> Records for the task:
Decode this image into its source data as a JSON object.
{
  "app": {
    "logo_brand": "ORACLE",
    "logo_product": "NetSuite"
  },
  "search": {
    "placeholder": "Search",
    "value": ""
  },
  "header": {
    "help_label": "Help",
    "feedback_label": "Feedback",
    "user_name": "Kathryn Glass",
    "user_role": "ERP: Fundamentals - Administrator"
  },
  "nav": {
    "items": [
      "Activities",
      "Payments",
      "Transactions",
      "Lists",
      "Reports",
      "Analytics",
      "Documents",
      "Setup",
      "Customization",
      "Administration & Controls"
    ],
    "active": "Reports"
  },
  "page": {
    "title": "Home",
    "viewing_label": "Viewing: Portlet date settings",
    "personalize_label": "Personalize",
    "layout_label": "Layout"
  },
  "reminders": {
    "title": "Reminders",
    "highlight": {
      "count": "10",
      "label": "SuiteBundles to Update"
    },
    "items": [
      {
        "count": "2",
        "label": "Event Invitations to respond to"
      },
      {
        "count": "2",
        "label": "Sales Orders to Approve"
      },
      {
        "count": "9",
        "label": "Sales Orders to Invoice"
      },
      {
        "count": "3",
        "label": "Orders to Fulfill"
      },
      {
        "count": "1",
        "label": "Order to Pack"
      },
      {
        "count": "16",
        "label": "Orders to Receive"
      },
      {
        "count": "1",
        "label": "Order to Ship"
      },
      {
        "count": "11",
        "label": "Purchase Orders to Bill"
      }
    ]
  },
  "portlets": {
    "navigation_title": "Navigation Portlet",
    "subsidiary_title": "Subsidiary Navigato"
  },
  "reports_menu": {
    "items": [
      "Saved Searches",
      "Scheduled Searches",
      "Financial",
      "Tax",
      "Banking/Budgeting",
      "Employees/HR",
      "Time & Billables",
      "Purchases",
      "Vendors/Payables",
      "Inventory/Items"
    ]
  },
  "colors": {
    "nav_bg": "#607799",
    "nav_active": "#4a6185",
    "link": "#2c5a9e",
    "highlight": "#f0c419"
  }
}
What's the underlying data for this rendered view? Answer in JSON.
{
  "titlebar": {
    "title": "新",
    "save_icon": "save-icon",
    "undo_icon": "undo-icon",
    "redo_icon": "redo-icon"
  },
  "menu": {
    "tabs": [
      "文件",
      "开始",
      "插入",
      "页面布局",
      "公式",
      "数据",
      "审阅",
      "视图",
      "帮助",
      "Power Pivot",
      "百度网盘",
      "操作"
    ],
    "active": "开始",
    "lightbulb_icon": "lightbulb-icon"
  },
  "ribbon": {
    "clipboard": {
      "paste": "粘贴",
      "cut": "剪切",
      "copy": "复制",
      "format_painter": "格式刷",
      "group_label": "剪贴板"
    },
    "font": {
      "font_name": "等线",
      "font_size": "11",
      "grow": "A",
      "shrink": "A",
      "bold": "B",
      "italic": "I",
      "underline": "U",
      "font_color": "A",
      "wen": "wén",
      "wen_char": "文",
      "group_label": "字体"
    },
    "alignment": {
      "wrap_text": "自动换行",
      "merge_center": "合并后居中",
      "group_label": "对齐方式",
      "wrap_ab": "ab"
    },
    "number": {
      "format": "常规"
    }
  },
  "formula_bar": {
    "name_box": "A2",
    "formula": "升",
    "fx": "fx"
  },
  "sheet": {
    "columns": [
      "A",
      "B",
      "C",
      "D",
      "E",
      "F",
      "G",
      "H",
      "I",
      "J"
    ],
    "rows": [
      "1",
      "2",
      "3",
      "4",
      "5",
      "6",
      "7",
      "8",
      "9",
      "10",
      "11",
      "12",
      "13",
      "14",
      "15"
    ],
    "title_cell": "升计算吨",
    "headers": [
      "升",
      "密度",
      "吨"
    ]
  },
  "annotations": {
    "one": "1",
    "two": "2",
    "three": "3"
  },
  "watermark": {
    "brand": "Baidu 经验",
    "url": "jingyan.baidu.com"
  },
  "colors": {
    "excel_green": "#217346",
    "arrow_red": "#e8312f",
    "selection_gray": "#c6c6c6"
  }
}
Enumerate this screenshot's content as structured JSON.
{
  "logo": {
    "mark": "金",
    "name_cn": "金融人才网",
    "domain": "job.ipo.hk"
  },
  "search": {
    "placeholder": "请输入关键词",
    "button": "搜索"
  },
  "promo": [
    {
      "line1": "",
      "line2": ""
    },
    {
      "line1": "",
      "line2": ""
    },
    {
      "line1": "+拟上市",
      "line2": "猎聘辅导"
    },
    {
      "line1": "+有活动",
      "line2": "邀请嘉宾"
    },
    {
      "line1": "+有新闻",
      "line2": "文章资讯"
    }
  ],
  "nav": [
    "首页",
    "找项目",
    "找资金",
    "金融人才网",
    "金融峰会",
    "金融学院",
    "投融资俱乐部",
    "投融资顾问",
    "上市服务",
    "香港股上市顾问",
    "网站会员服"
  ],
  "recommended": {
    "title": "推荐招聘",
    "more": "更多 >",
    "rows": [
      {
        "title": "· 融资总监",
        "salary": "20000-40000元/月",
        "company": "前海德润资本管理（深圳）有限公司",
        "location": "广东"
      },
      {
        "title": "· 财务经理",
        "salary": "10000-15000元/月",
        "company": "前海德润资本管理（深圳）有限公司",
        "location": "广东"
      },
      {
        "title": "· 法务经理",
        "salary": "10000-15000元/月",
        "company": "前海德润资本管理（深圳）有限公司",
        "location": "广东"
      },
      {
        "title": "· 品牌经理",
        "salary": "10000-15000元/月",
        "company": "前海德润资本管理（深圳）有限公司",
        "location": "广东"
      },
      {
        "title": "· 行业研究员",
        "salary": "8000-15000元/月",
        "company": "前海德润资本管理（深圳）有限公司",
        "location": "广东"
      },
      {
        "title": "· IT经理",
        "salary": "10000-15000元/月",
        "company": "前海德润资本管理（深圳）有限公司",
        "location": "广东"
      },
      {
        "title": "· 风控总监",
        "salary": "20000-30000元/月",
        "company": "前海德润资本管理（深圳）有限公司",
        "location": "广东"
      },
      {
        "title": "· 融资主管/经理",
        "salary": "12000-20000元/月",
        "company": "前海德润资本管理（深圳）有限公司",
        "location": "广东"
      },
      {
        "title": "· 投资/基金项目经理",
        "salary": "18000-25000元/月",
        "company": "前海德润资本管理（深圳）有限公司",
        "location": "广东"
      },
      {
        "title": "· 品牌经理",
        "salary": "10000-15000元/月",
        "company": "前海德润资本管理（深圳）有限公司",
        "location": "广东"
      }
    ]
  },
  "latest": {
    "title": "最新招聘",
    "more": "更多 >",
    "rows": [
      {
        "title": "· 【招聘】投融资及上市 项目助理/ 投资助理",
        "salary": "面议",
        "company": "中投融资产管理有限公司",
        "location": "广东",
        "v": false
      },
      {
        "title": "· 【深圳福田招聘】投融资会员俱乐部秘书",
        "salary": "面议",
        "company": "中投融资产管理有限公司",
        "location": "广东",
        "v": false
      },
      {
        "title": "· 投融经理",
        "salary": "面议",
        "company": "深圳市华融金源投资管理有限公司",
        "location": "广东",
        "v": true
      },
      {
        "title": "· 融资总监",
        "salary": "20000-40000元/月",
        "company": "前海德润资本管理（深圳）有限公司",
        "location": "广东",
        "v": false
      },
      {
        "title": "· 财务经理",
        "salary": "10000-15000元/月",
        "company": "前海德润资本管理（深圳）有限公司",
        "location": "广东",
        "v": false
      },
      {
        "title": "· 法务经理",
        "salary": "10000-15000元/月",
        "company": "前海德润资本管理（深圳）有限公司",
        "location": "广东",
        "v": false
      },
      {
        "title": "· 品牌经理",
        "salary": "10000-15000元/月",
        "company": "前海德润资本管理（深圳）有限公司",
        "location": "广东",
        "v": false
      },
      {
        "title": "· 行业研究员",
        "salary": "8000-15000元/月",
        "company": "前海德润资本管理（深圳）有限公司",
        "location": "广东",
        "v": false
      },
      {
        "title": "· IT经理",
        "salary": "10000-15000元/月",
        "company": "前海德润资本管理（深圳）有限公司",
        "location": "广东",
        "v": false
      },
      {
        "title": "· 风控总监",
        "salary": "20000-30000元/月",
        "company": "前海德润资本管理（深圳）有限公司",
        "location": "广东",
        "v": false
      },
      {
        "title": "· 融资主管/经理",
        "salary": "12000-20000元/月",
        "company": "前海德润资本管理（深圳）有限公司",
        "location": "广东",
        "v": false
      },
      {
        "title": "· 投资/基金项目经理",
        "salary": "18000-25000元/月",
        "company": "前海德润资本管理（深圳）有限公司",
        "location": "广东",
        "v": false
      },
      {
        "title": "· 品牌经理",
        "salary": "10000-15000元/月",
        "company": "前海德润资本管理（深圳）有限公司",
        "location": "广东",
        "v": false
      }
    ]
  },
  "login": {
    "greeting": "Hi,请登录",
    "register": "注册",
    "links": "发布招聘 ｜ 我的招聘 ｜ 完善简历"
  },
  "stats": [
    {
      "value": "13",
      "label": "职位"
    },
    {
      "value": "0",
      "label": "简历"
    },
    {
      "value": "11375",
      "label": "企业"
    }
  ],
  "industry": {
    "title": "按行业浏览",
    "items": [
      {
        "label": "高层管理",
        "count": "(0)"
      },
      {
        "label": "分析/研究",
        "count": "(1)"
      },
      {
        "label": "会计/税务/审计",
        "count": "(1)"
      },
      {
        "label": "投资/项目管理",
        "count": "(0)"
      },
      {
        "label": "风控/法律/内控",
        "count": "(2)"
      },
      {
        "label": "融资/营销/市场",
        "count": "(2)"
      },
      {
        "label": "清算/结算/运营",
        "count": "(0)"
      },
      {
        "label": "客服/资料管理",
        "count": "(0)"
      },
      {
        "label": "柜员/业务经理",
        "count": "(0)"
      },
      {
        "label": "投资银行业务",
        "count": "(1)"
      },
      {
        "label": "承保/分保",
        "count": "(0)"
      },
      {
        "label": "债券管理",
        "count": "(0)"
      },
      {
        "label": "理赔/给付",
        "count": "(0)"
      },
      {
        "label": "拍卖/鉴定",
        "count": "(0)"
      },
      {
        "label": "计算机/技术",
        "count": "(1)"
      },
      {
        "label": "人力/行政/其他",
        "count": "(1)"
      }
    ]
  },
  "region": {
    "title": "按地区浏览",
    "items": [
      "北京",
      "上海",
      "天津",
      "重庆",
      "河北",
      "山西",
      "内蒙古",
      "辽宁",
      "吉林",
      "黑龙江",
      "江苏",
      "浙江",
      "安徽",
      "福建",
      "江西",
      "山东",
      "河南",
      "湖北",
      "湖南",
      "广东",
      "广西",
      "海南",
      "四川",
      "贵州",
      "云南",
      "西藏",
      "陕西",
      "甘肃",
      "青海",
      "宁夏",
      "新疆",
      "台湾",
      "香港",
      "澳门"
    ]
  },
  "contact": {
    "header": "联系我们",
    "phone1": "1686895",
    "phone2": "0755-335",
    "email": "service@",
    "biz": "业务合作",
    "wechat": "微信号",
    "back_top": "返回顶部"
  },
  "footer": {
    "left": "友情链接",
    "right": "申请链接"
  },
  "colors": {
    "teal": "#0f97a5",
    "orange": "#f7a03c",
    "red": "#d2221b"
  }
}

> What the task asks:
In the listing above, locate each line with "Searches" and copy it.

> Task output:
      "Saved Searches",
      "Scheduled Searches",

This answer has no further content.